▶ What you will do:
What follows are records. Restate all of them word for word.

━━ Entries supplied ━━

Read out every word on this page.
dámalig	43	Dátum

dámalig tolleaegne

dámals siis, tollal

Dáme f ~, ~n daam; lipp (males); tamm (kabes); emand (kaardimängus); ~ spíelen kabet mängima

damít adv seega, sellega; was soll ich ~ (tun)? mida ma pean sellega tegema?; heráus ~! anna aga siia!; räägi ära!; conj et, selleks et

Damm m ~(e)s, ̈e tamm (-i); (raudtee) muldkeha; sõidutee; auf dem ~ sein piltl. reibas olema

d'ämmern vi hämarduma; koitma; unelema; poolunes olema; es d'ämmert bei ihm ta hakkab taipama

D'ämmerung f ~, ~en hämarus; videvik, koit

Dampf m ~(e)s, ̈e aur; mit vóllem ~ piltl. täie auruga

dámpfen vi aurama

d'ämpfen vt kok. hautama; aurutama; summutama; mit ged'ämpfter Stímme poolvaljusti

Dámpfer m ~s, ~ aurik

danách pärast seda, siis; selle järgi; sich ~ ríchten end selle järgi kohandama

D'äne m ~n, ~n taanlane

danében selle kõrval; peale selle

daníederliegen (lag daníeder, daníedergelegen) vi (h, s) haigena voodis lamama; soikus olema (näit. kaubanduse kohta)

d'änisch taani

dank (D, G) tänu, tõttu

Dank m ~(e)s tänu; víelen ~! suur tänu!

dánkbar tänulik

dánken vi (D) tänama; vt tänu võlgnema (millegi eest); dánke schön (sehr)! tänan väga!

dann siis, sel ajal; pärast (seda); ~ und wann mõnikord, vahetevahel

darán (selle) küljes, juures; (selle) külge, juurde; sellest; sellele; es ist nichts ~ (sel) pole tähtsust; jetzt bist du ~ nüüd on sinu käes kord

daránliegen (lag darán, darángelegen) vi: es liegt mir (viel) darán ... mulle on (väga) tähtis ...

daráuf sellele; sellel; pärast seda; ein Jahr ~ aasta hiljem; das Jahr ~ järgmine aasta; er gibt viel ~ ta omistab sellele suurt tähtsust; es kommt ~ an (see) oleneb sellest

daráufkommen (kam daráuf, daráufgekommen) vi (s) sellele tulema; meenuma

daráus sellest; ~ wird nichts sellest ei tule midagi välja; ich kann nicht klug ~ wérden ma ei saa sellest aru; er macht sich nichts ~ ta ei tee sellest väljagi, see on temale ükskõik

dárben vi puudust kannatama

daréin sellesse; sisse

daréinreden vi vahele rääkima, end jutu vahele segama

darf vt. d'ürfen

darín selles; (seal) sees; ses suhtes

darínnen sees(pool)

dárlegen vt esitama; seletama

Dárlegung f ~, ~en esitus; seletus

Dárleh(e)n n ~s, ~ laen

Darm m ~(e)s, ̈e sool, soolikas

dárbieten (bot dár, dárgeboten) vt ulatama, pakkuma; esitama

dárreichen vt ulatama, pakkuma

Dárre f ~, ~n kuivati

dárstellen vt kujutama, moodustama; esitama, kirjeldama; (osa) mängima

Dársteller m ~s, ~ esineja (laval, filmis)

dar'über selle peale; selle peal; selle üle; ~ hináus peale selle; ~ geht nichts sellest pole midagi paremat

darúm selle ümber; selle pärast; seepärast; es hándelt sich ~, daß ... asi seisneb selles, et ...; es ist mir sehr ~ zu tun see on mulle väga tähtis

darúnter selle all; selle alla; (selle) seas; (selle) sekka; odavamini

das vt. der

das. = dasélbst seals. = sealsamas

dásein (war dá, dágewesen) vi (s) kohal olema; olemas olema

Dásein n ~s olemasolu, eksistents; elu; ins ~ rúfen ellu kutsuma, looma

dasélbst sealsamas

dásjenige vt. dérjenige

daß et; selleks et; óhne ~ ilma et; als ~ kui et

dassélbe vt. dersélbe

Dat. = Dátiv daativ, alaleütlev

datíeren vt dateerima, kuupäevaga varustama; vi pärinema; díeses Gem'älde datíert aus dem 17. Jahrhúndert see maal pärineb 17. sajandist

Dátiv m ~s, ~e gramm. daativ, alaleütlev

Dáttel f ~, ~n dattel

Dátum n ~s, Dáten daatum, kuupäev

━━━

▶ Expected answer:
Read out every word on this page.
dámalig	43	Dátum

dámalig tolleaegne

dámals siis, tollal

Dáme f ~, ~n daam; lipp (males); tamm (kabes); emand (kaardimängus); ~ spíelen kabet mängima

damít adv seega, sellega; was soll ich ~ (tun)? mida ma pean sellega tegema?; heráus ~! anna aga siia!; räägi ära!; conj et, selleks et

Damm m ~(e)s, ̈e tamm (-i); (raudtee) muldkeha; sõidutee; auf dem ~ sein piltl. reibas olema

d'ämmern vi hämarduma; koitma; unelema; poolunes olema; es d'ämmert bei ihm ta hakkab taipama

D'ämmerung f ~, ~en hämarus; videvik, koit

Dampf m ~(e)s, ̈e aur; mit vóllem ~ piltl. täie auruga

dámpfen vi aurama

d'ämpfen vt kok. hautama; aurutama; summutama; mit ged'ämpfter Stímme poolvaljusti

Dámpfer m ~s, ~ aurik

danách pärast seda, siis; selle järgi; sich ~ ríchten end selle järgi kohandama

D'äne m ~n, ~n taanlane

danében selle kõrval; peale selle

daníederliegen (lag daníeder, daníedergelegen) vi (h, s) haigena voodis lamama; soikus olema (näit. kaubanduse kohta)

d'änisch taani

dank (D, G) tänu, tõttu

Dank m ~(e)s tänu; víelen ~! suur tänu!

dánkbar tänulik

dánken vi (D) tänama; vt tänu võlgnema (millegi eest); dánke schön (sehr)! tänan väga!

dann siis, sel ajal; pärast (seda); ~ und wann mõnikord, vahetevahel

darán (selle) küljes, juures; (selle) külge, juurde; sellest; sellele; es ist nichts ~ (sel) pole tähtsust; jetzt bist du ~ nüüd on sinu käes kord

daránliegen (lag darán, darángelegen) vi: es liegt mir (viel) darán ... mulle on (väga) tähtis ...

daráuf sellele; sellel; pärast seda; ein Jahr ~ aasta hiljem; das Jahr ~ järgmine aasta; er gibt viel ~ ta omistab sellele suurt tähtsust; es kommt ~ an (see) oleneb sellest

daráufkommen (kam daráuf, daráufgekommen) vi (s) sellele tulema; meenuma

daráus sellest; ~ wird nichts sellest ei tule midagi välja; ich kann nicht klug ~ wérden ma ei saa sellest aru; er macht sich nichts ~ ta ei tee sellest väljagi, see on temale ükskõik

dárben vi puudust kannatama

daréin sellesse; sisse

daréinreden vi vahele rääkima, end jutu vahele segama

darf vt. d'ürfen

darín selles; (seal) sees; ses suhtes

darínnen sees(pool)

dárlegen vt esitama; seletama

Dárlegung f ~, ~en esitus; seletus

Dárleh(e)n n ~s, ~ laen

Darm m ~(e)s, ̈e sool, soolikas

dárbieten (bot dár, dárgeboten) vt ulatama, pakkuma; esitama

dárreichen vt ulatama, pakkuma

Dárre f ~, ~n kuivati

dárstellen vt kujutama, moodustama; esitama, kirjeldama; (osa) mängima

Dársteller m ~s, ~ esineja (laval, filmis)

dar'über selle peale; selle peal; selle üle; ~ hináus peale selle; ~ geht nichts sellest pole midagi paremat

darúm selle ümber; selle pärast; seepärast; es hándelt sich ~, daß ... asi seisneb selles, et ...; es ist mir sehr ~ zu tun see on mulle väga tähtis

darúnter selle all; selle alla; (selle) seas; (selle) sekka; odavamini

das vt. der

das. = dasélbst seals. = sealsamas

dásein (war dá, dágewesen) vi (s) kohal olema; olemas olema

Dásein n ~s olemasolu, eksistents; elu; ins ~ rúfen ellu kutsuma, looma

dasélbst sealsamas

dásjenige vt. dérjenige

daß et; selleks et; óhne ~ ilma et; als ~ kui et

dassélbe vt. dersélbe

Dat. = Dátiv daativ, alaleütlev

datíeren vt dateerima, kuupäevaga varustama; vi pärinema; díeses Gem'älde datíert aus dem 17. Jahrhúndert see maal pärineb 17. sajandist

Dátiv m ~s, ~e gramm. daativ, alaleütlev

Dáttel f ~, ~n dattel

Dátum n ~s, Dáten daatum, kuupäev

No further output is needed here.